» **ITEMS**
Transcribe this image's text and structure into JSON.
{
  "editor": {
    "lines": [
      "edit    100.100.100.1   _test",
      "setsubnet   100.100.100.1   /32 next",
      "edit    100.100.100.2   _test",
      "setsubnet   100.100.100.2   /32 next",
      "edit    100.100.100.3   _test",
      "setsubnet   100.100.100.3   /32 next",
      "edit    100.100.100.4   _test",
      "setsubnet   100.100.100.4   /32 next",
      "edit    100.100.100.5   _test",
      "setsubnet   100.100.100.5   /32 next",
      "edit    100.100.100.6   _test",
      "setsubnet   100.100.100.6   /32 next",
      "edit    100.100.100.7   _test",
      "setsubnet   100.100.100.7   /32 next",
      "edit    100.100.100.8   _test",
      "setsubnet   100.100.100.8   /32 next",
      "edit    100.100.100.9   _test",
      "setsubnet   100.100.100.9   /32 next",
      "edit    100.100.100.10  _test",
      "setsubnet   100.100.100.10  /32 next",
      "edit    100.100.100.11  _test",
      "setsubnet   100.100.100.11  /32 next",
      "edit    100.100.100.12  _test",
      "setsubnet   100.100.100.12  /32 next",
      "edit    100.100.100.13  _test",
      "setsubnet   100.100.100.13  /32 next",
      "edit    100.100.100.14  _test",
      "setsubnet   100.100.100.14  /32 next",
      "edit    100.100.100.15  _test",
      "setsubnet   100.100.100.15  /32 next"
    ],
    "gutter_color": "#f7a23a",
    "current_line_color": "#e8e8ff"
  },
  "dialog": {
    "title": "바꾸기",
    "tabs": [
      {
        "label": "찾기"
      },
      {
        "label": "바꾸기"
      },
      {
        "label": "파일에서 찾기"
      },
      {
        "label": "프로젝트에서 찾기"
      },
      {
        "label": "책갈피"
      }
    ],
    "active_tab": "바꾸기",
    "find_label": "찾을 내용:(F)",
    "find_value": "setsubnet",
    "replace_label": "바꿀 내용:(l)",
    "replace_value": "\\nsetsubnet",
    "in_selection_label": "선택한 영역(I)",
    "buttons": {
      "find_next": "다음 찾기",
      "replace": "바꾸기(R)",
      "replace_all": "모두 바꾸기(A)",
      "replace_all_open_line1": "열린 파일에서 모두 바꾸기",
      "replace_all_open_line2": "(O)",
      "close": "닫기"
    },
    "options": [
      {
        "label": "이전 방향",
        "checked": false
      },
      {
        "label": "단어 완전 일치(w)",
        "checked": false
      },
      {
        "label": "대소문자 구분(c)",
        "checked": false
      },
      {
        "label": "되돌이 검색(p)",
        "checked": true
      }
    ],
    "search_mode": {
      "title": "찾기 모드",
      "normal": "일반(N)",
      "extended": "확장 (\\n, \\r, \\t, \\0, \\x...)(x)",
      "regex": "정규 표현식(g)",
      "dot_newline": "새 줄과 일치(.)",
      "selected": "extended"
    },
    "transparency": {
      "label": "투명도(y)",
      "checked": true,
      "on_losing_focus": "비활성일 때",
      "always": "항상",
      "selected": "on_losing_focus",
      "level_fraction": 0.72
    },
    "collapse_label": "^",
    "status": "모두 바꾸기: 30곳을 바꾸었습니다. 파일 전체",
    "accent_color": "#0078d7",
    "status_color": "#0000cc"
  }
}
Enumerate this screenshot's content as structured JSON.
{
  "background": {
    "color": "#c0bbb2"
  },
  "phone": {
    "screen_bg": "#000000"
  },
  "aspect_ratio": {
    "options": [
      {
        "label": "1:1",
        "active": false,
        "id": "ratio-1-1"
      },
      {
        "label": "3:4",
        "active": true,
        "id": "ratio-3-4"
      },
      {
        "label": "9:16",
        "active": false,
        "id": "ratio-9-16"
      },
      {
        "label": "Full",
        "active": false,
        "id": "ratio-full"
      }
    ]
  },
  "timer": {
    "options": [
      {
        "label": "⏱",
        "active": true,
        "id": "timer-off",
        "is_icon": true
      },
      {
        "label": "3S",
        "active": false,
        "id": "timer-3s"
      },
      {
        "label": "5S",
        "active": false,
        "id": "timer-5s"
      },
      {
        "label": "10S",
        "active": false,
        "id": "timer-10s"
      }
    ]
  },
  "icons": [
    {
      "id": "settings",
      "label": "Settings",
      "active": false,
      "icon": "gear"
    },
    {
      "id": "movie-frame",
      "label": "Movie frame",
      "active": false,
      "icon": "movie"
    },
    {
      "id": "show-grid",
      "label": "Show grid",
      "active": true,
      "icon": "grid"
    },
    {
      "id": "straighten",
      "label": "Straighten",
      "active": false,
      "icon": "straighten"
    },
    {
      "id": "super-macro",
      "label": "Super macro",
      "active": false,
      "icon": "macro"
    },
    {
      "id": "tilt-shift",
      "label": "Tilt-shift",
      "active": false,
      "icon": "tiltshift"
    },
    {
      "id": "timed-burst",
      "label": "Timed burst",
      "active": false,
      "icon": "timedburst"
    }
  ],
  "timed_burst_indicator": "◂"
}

» **WHAT IS BEING ASKED**
Copy all of the data. Keep every word exactly as it is.

» **ANSWER**
Transcribe this image's text and structure into JSON.
{
  "editor": {
    "lines": [
      "edit    100.100.100.1   _test",
      "setsubnet   100.100.100.1   /32 next",
      "edit    100.100.100.2   _test",
      "setsubnet   100.100.100.2   /32 next",
      "edit    100.100.100.3   _test",
      "setsubnet   100.100.100.3   /32 next",
      "edit    100.100.100.4   _test",
      "setsubnet   100.100.100.4   /32 next",
      "edit    100.100.100.5   _test",
      "setsubnet   100.100.100.5   /32 next",
      "edit    100.100.100.6   _test",
      "setsubnet   100.100.100.6   /32 next",
      "edit    100.100.100.7   _test",
      "setsubnet   100.100.100.7   /32 next",
      "edit    100.100.100.8   _test",
      "setsubnet   100.100.100.8   /32 next",
      "edit    100.100.100.9   _test",
      "setsubnet   100.100.100.9   /32 next",
      "edit    100.100.100.10  _test",
      "setsubnet   100.100.100.10  /32 next",
      "edit    100.100.100.11  _test",
      "setsubnet   100.100.100.11  /32 next",
      "edit    100.100.100.12  _test",
      "setsubnet   100.100.100.12  /32 next",
      "edit    100.100.100.13  _test",
      "setsubnet   100.100.100.13  /32 next",
      "edit    100.100.100.14  _test",
      "setsubnet   100.100.100.14  /32 next",
      "edit    100.100.100.15  _test",
      "setsubnet   100.100.100.15  /32 next"
    ],
    "gutter_color": "#f7a23a",
    "current_line_color": "#e8e8ff"
  },
  "dialog": {
    "title": "바꾸기",
    "tabs": [
      {
        "label": "찾기"
      },
      {
        "label": "바꾸기"
      },
      {
        "label": "파일에서 찾기"
      },
      {
        "label": "프로젝트에서 찾기"
      },
      {
        "label": "책갈피"
      }
    ],
    "active_tab": "바꾸기",
    "find_label": "찾을 내용:(F)",
    "find_value": "setsubnet",
    "replace_label": "바꿀 내용:(l)",
    "replace_value": "\\nsetsubnet",
    "in_selection_label": "선택한 영역(I)",
    "buttons": {
      "find_next": "다음 찾기",
      "replace": "바꾸기(R)",
      "replace_all": "모두 바꾸기(A)",
      "replace_all_open_line1": "열린 파일에서 모두 바꾸기",
      "replace_all_open_line2": "(O)",
      "close": "닫기"
    },
    "options": [
      {
        "label": "이전 방향",
        "checked": false
      },
      {
        "label": "단어 완전 일치(w)",
        "checked": false
      },
      {
        "label": "대소문자 구분(c)",
        "checked": false
      },
      {
        "label": "되돌이 검색(p)",
        "checked": true
      }
    ],
    "search_mode": {
      "title": "찾기 모드",
      "normal": "일반(N)",
      "extended": "확장 (\\n, \\r, \\t, \\0, \\x...)(x)",
      "regex": "정규 표현식(g)",
      "dot_newline": "새 줄과 일치(.)",
      "selected": "extended"
    },
    "transparency": {
      "label": "투명도(y)",
      "checked": true,
      "on_losing_focus": "비활성일 때",
      "always": "항상",
      "selected": "on_losing_focus",
      "level_fraction": 0.72
    },
    "collapse_label": "^",
    "status": "모두 바꾸기: 30곳을 바꾸었습니다. 파일 전체",
    "accent_color": "#0078d7",
    "status_color": "#0000cc"
  }
}
Enumerate this screenshot's content as structured JSON.
{
  "background": {
    "color": "#c0bbb2"
  },
  "phone": {
    "screen_bg": "#000000"
  },
  "aspect_ratio": {
    "options": [
      {
        "label": "1:1",
        "active": false,
        "id": "ratio-1-1"
      },
      {
        "label": "3:4",
        "active": true,
        "id": "ratio-3-4"
      },
      {
        "label": "9:16",
        "active": false,
        "id": "ratio-9-16"
      },
      {
        "label": "Full",
        "active": false,
        "id": "ratio-full"
      }
    ]
  },
  "timer": {
    "options": [
      {
        "label": "⏱",
        "active": true,
        "id": "timer-off",
        "is_icon": true
      },
      {
        "label": "3S",
        "active": false,
        "id": "timer-3s"
      },
      {
        "label": "5S",
        "active": false,
        "id": "timer-5s"
      },
      {
        "label": "10S",
        "active": false,
        "id": "timer-10s"
      }
    ]
  },
  "icons": [
    {
      "id": "settings",
      "label": "Settings",
      "active": false,
      "icon": "gear"
    },
    {
      "id": "movie-frame",
      "label": "Movie frame",
      "active": false,
      "icon": "movie"
    },
    {
      "id": "show-grid",
      "label": "Show grid",
      "active": true,
      "icon": "grid"
    },
    {
      "id": "straighten",
      "label": "Straighten",
      "active": false,
      "icon": "straighten"
    },
    {
      "id": "super-macro",
      "label": "Super macro",
      "active": false,
      "icon": "macro"
    },
    {
      "id": "tilt-shift",
      "label": "Tilt-shift",
      "active": false,
      "icon": "tiltshift"
    },
    {
      "id": "timed-burst",
      "label": "Timed burst",
      "active": false,
      "icon": "timedburst"
    }
  ],
  "timed_burst_indicator": "◂"
}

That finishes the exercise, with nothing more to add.